= Document passage =
────────────────────────────────────────

    Access to information on health matters must be available in a range of formats.
    Medication labelling advice and instructions must be available in formats that are accessible to blind people and people with a vision impairment.
    Web sites providing information on health issues must be accessible and provide information in accessible formats.
    Health related buildings must provide better wayfinding information, clearer signage and use better use of contrast to assist in accessing the services available.
    Checklists covering building and fitout for accessible surgeries and health care facilities need to be developed and adopted as standards by professional bodies.
    Structural inequalities and the status of women in society impact on health access. Women are more likely to delay seeking medical attention, more likely to be institutionalised and are less likely to have high self esteem which will impact on their capacity to access health systems.
    People with disabilities are often subject to 'diagnostic overshadowing' which occurs when a person's symptoms or condition is wrongly attributed to their disability rather than to a separate medical condition. This occurs partly because of attitude and partly because of a lack of understanding about disability.
    There should be more attention by the pharmaceutical industry to drug testing, to include people with disability as participants to test for different affects and the impact of other medications/ technologies.
    Health information privacy issues can be particularly important for people with a disability and training and records systems need to address these issues.
    People with disability who are or want to be parents are often affected by the values judgments and consequent actions of people involved either as nurses, doctors, baby health workers or fertility clinics.
    The sexual needs and rights of people with disability are often poorly understood or protected by the medical profession. This can put them at risk where they are sexually active but are not given the appropriate information and support to protect themselves.
    There should be consideration of a Disability Standard in non discriminatory health care as part of the DDA.
    Can the Commission seek to have input regarding health care rights as part of the UN Convention development.People with disabilities also experience significant misdiagnosis and there is a tendency to not taking the person seriously when reporting on their condition.
    Issues affecting people with a disability do not get enough priority or recognition in areas such as data collection and research. For example, the Women and Safety Survey did not recognise women with disabilities as a grouping to collect data on.
    People with disabilities may require more time in consultations to discuss their condition and understand treatment plans and options, but time slot Doctors work by (the '10 minute' rule) often make this difficult. Medicare needs to recognise this issue in payment schedules.

────────────────────────────────────────

(Stored data)
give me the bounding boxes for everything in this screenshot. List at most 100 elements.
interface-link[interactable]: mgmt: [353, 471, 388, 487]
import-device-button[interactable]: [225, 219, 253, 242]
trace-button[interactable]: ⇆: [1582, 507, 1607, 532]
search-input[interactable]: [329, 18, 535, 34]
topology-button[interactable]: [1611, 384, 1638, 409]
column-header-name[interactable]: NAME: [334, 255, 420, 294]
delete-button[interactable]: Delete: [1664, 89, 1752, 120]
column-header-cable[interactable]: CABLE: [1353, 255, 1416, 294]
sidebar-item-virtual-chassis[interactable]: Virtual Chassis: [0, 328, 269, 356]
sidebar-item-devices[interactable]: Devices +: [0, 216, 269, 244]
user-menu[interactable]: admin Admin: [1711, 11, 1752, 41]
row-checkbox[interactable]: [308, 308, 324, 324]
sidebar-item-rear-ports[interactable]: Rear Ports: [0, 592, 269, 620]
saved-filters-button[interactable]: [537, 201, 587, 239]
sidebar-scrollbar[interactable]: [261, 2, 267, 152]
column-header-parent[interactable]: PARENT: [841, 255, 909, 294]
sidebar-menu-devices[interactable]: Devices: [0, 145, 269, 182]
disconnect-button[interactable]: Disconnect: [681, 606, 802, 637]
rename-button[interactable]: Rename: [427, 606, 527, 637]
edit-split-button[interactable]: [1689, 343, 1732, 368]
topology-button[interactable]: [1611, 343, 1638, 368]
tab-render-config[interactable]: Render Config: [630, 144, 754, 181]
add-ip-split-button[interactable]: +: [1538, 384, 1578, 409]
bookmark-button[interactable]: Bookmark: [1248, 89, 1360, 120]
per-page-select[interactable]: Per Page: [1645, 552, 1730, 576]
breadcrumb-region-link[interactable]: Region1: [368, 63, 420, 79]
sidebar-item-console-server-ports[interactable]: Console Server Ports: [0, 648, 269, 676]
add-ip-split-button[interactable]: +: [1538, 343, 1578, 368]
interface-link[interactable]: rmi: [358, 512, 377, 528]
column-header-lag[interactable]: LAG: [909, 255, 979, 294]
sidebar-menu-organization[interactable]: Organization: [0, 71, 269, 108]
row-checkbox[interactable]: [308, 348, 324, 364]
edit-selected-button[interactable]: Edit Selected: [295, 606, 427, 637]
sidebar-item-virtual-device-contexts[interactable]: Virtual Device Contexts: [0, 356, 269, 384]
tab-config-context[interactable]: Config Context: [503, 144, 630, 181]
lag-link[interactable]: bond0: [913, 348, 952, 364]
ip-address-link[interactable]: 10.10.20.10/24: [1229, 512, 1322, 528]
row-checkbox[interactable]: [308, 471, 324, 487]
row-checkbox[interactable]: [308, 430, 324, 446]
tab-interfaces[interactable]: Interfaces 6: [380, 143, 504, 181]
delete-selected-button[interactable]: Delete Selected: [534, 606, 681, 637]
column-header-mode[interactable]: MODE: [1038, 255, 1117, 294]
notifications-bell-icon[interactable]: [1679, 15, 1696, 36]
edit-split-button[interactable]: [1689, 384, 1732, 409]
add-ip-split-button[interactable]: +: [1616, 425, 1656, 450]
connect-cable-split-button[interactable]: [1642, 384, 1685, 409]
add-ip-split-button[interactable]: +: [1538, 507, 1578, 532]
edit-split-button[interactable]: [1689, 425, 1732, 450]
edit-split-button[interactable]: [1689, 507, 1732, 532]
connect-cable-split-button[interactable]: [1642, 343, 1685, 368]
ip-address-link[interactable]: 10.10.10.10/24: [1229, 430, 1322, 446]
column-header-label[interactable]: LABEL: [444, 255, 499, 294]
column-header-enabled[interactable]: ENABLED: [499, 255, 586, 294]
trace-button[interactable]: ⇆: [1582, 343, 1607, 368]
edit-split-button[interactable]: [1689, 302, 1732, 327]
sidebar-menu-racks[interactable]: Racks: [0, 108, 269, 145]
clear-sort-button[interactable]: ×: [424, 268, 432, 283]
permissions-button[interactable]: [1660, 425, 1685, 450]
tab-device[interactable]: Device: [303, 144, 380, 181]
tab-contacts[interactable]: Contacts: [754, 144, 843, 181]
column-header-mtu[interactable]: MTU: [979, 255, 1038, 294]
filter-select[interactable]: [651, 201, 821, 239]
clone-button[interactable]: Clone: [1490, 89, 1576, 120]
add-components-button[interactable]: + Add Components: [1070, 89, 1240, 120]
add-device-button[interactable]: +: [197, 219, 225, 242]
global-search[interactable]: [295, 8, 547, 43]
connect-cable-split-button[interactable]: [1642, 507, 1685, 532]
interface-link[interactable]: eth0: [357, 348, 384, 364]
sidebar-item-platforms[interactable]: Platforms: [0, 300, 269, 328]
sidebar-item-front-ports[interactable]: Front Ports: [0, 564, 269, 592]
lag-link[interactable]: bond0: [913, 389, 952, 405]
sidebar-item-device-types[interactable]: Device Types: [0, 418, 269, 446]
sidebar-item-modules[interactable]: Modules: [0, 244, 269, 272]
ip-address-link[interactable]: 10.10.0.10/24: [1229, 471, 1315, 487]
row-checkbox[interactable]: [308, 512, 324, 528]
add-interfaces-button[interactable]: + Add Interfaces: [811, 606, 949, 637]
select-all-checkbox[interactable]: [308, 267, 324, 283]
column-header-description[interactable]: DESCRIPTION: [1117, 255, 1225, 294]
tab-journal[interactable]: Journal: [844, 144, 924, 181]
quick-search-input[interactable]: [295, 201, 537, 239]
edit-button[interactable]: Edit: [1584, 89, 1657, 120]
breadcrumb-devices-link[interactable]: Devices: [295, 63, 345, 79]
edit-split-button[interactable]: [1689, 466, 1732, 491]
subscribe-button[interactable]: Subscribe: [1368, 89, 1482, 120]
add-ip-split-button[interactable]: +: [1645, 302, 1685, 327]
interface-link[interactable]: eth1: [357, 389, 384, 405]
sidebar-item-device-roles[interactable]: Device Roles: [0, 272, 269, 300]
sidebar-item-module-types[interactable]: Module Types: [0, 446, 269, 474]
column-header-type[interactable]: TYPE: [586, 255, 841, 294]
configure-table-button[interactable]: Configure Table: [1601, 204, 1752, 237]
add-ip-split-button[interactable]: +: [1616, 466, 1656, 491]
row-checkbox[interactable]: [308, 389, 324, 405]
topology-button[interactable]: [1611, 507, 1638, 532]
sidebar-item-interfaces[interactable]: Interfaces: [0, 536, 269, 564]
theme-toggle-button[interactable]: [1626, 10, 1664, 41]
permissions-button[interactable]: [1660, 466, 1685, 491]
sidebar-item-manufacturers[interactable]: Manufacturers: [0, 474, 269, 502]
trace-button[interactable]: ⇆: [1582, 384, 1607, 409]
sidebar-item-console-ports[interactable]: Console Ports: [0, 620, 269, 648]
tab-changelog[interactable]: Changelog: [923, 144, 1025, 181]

────────────────────────────────────────

= Action item =
For each statement below, say whether it agrees with the passage on health access for people with disability, and quote the words of the passage that decide it.
1. Medication instructions should be available in formats that blind people can use.
2. Women are less likely than others to delay seeking medical attention.
3. The Women and Safety Survey collected data on women with disabilities as a separate group.

= Answer to the exercise =
1. Yes: "Medication labelling advice and instructions must be available in formats that are accessible to blind people and people with a vision impairment."
2. No: "Women are more likely to delay seeking medical attention"
3. No: "the Women and Safety Survey did not recognise women with disabilities as a grouping to collect data on."